+++ PROVIDED DATA +++

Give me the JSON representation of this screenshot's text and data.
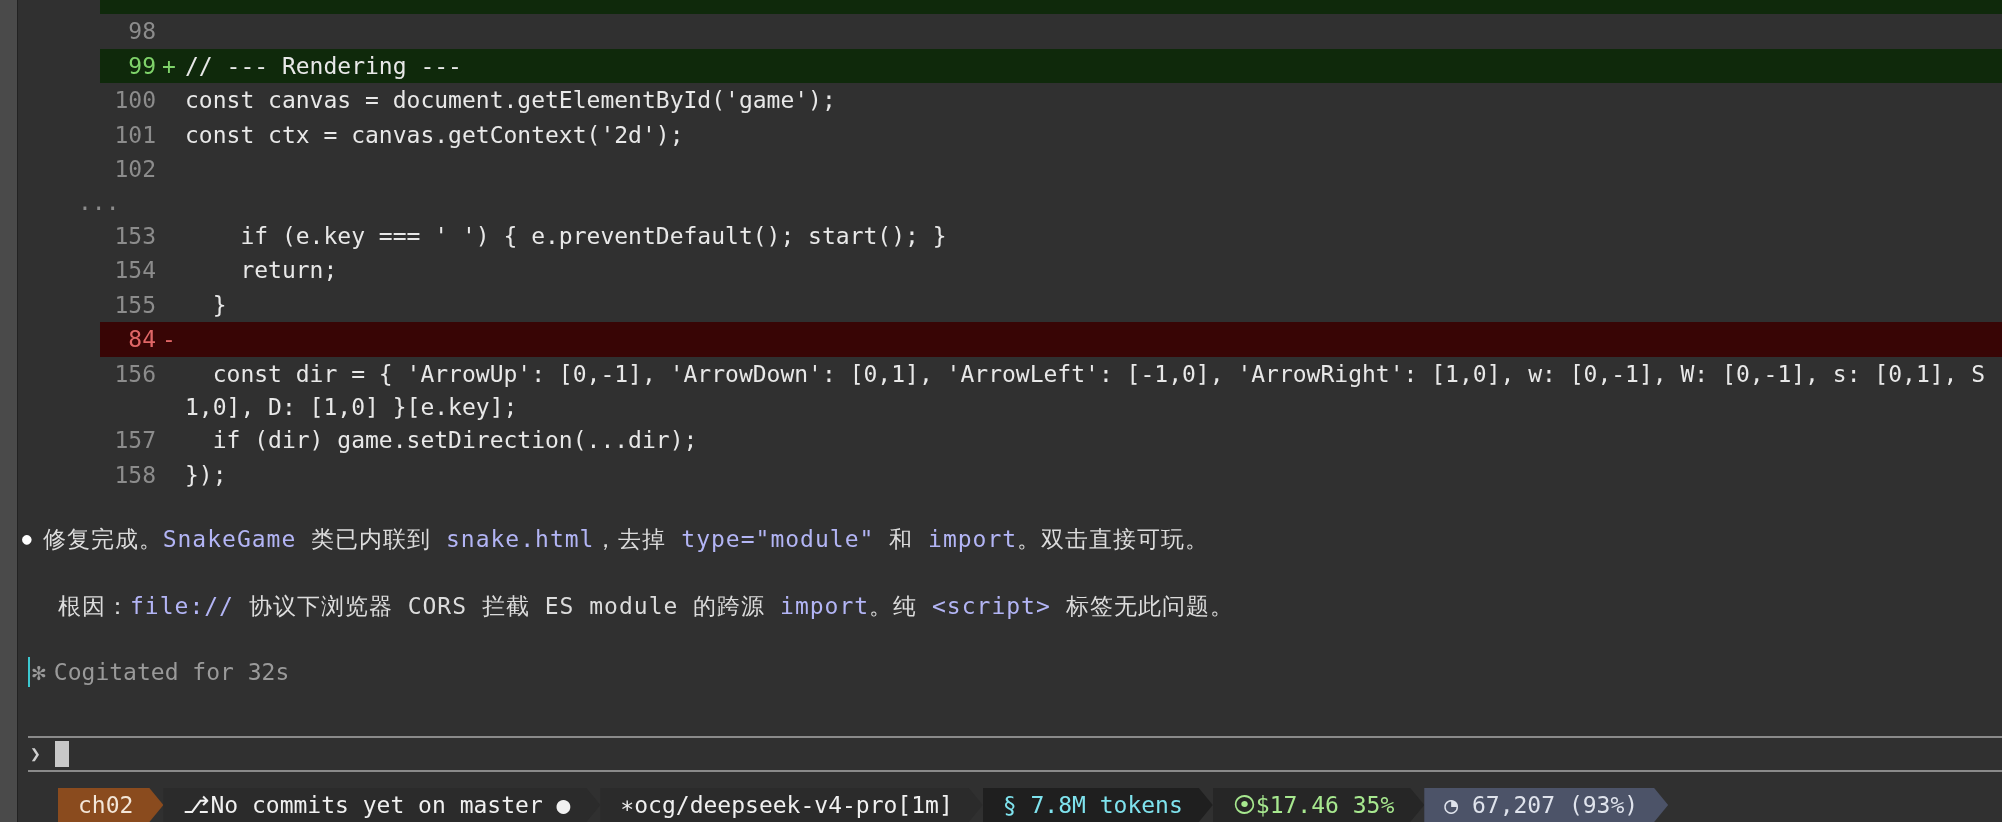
{
  "diff": {
    "lines": [
      {
        "kind": "added-edge"
      },
      {
        "kind": "context",
        "number": "98"
      },
      {
        "kind": "added",
        "number": "99",
        "marker": "+",
        "code": "// --- Rendering ---"
      },
      {
        "kind": "context",
        "number": "100",
        "code": "const canvas = document.getElementById('game');"
      },
      {
        "kind": "context",
        "number": "101",
        "code": "const ctx = canvas.getContext('2d');"
      },
      {
        "kind": "context",
        "number": "102"
      },
      {
        "kind": "ellipsis",
        "code": "..."
      },
      {
        "kind": "context",
        "number": "153",
        "code": "    if (e.key === ' ') { e.preventDefault(); start(); }"
      },
      {
        "kind": "context",
        "number": "154",
        "code": "    return;"
      },
      {
        "kind": "context",
        "number": "155",
        "code": "  }"
      },
      {
        "kind": "removed",
        "number": "84",
        "marker": "-"
      },
      {
        "kind": "context",
        "number": "156",
        "code": "  const dir = { 'ArrowUp': [0,-1], 'ArrowDown': [0,1], 'ArrowLeft': [-1,0], 'ArrowRight': [1,0], w: [0,-1], W: [0,-1], s: [0,1], S",
        "continuation": "1,0], D: [1,0] }[e.key];"
      },
      {
        "kind": "context",
        "number": "157",
        "code": "  if (dir) game.setDirection(...dir);"
      },
      {
        "kind": "context",
        "number": "158",
        "code": "});"
      }
    ]
  },
  "message": {
    "bullet": "●",
    "paragraphs": [
      [
        {
          "kind": "plain",
          "text": "修复完成。"
        },
        {
          "kind": "code",
          "text": "SnakeGame"
        },
        {
          "kind": "plain",
          "text": " 类已内联到 "
        },
        {
          "kind": "code",
          "text": "snake.html"
        },
        {
          "kind": "plain",
          "text": "，去掉 "
        },
        {
          "kind": "code",
          "text": "type=\"module\""
        },
        {
          "kind": "plain",
          "text": " 和 "
        },
        {
          "kind": "code",
          "text": "import"
        },
        {
          "kind": "plain",
          "text": "。双击直接可玩。"
        }
      ],
      [
        {
          "kind": "plain",
          "text": "根因："
        },
        {
          "kind": "code",
          "text": "file://"
        },
        {
          "kind": "plain",
          "text": " 协议下浏览器 CORS 拦截 ES module 的跨源 "
        },
        {
          "kind": "code",
          "text": "import"
        },
        {
          "kind": "plain",
          "text": "。纯 "
        },
        {
          "kind": "code",
          "text": "<script>"
        },
        {
          "kind": "plain",
          "text": " 标签无此问题。"
        }
      ]
    ]
  },
  "status": {
    "symbol": "✻",
    "text": "Cogitated for 32s"
  },
  "prompt": {
    "symbol": "❯"
  },
  "status_bar": [
    {
      "kind": "brand",
      "text": "ch02",
      "color": "#8a4b1e"
    },
    {
      "kind": "plain",
      "text": "⎇No commits yet on master ●",
      "color": "#2b2b2b"
    },
    {
      "kind": "plain",
      "text": "∗ocg/deepseek-v4-pro[1m]",
      "color": "#2b2b2b"
    },
    {
      "kind": "tokens",
      "text": "§ 7.8M tokens",
      "color": "#1f1f1f"
    },
    {
      "kind": "cost",
      "text": "⦿$17.46 35%",
      "color": "#262626"
    },
    {
      "kind": "context",
      "text": "◔ 67,207 (93%)",
      "color": "#4c5368"
    }
  ]
}
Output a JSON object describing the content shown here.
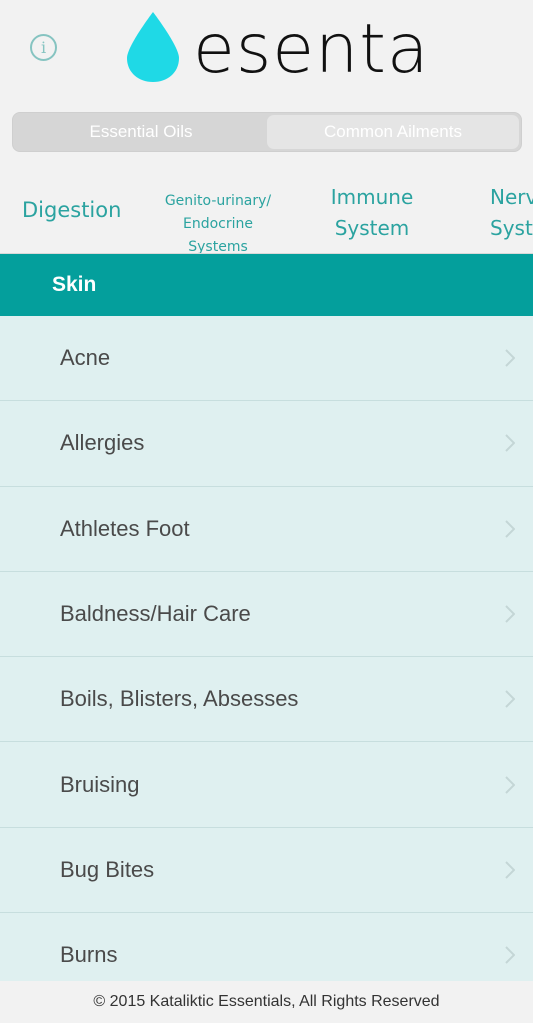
{
  "header": {
    "app_name": "esenta",
    "info_icon": "info-icon",
    "logo_icon": "drop-icon",
    "brand_color": "#1fd9e6"
  },
  "segmented": {
    "options": [
      "Essential Oils",
      "Common Ailments"
    ],
    "selected": "Common Ailments"
  },
  "tabs": [
    {
      "lines": [
        "Digestion"
      ]
    },
    {
      "lines": [
        "Genito-urinary/",
        "Endocrine Systems"
      ]
    },
    {
      "lines": [
        "Immune",
        "System"
      ]
    },
    {
      "lines": [
        "Nerve",
        "Syste"
      ]
    }
  ],
  "accent_color": "#049f9c",
  "section": {
    "title": "Skin"
  },
  "items": [
    "Acne",
    "Allergies",
    "Athletes Foot",
    "Baldness/Hair Care",
    "Boils, Blisters, Absesses",
    "Bruising",
    "Bug Bites",
    "Burns"
  ],
  "footer": {
    "text": "© 2015 Kataliktic Essentials, All Rights Reserved"
  }
}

+++

* _WORK INSTRUCTIONS_:
Exactly reproduce each record, leaving out any pictures.

* _RESULT BELOW_:
Give me the JSON representation of this screenshot's text and data.
{
  "diff": {
    "lines": [
      {
        "kind": "added-edge"
      },
      {
        "kind": "context",
        "number": "98"
      },
      {
        "kind": "added",
        "number": "99",
        "marker": "+",
        "code": "// --- Rendering ---"
      },
      {
        "kind": "context",
        "number": "100",
        "code": "const canvas = document.getElementById('game');"
      },
      {
        "kind": "context",
        "number": "101",
        "code": "const ctx = canvas.getContext('2d');"
      },
      {
        "kind": "context",
        "number": "102"
      },
      {
        "kind": "ellipsis",
        "code": "..."
      },
      {
        "kind": "context",
        "number": "153",
        "code": "    if (e.key === ' ') { e.preventDefault(); start(); }"
      },
      {
        "kind": "context",
        "number": "154",
        "code": "    return;"
      },
      {
        "kind": "context",
        "number": "155",
        "code": "  }"
      },
      {
        "kind": "removed",
        "number": "84",
        "marker": "-"
      },
      {
        "kind": "context",
        "number": "156",
        "code": "  const dir = { 'ArrowUp': [0,-1], 'ArrowDown': [0,1], 'ArrowLeft': [-1,0], 'ArrowRight': [1,0], w: [0,-1], W: [0,-1], s: [0,1], S",
        "continuation": "1,0], D: [1,0] }[e.key];"
      },
      {
        "kind": "context",
        "number": "157",
        "code": "  if (dir) game.setDirection(...dir);"
      },
      {
        "kind": "context",
        "number": "158",
        "code": "});"
      }
    ]
  },
  "message": {
    "bullet": "●",
    "paragraphs": [
      [
        {
          "kind": "plain",
          "text": "修复完成。"
        },
        {
          "kind": "code",
          "text": "SnakeGame"
        },
        {
          "kind": "plain",
          "text": " 类已内联到 "
        },
        {
          "kind": "code",
          "text": "snake.html"
        },
        {
          "kind": "plain",
          "text": "，去掉 "
        },
        {
          "kind": "code",
          "text": "type=\"module\""
        },
        {
          "kind": "plain",
          "text": " 和 "
        },
        {
          "kind": "code",
          "text": "import"
        },
        {
          "kind": "plain",
          "text": "。双击直接可玩。"
        }
      ],
      [
        {
          "kind": "plain",
          "text": "根因："
        },
        {
          "kind": "code",
          "text": "file://"
        },
        {
          "kind": "plain",
          "text": " 协议下浏览器 CORS 拦截 ES module 的跨源 "
        },
        {
          "kind": "code",
          "text": "import"
        },
        {
          "kind": "plain",
          "text": "。纯 "
        },
        {
          "kind": "code",
          "text": "<script>"
        },
        {
          "kind": "plain",
          "text": " 标签无此问题。"
        }
      ]
    ]
  },
  "status": {
    "symbol": "✻",
    "text": "Cogitated for 32s"
  },
  "prompt": {
    "symbol": "❯"
  },
  "status_bar": [
    {
      "kind": "brand",
      "text": "ch02",
      "color": "#8a4b1e"
    },
    {
      "kind": "plain",
      "text": "⎇No commits yet on master ●",
      "color": "#2b2b2b"
    },
    {
      "kind": "plain",
      "text": "∗ocg/deepseek-v4-pro[1m]",
      "color": "#2b2b2b"
    },
    {
      "kind": "tokens",
      "text": "§ 7.8M tokens",
      "color": "#1f1f1f"
    },
    {
      "kind": "cost",
      "text": "⦿$17.46 35%",
      "color": "#262626"
    },
    {
      "kind": "context",
      "text": "◔ 67,207 (93%)",
      "color": "#4c5368"
    }
  ]
}
Output a JSON object describing the content shown here.
{
  "header": {
    "app_name": "esenta",
    "info_icon": "info-icon",
    "logo_icon": "drop-icon",
    "brand_color": "#1fd9e6"
  },
  "segmented": {
    "options": [
      "Essential Oils",
      "Common Ailments"
    ],
    "selected": "Common Ailments"
  },
  "tabs": [
    {
      "lines": [
        "Digestion"
      ]
    },
    {
      "lines": [
        "Genito-urinary/",
        "Endocrine Systems"
      ]
    },
    {
      "lines": [
        "Immune",
        "System"
      ]
    },
    {
      "lines": [
        "Nerve",
        "Syste"
      ]
    }
  ],
  "accent_color": "#049f9c",
  "section": {
    "title": "Skin"
  },
  "items": [
    "Acne",
    "Allergies",
    "Athletes Foot",
    "Baldness/Hair Care",
    "Boils, Blisters, Absesses",
    "Bruising",
    "Bug Bites",
    "Burns"
  ],
  "footer": {
    "text": "© 2015 Kataliktic Essentials, All Rights Reserved"
  }
}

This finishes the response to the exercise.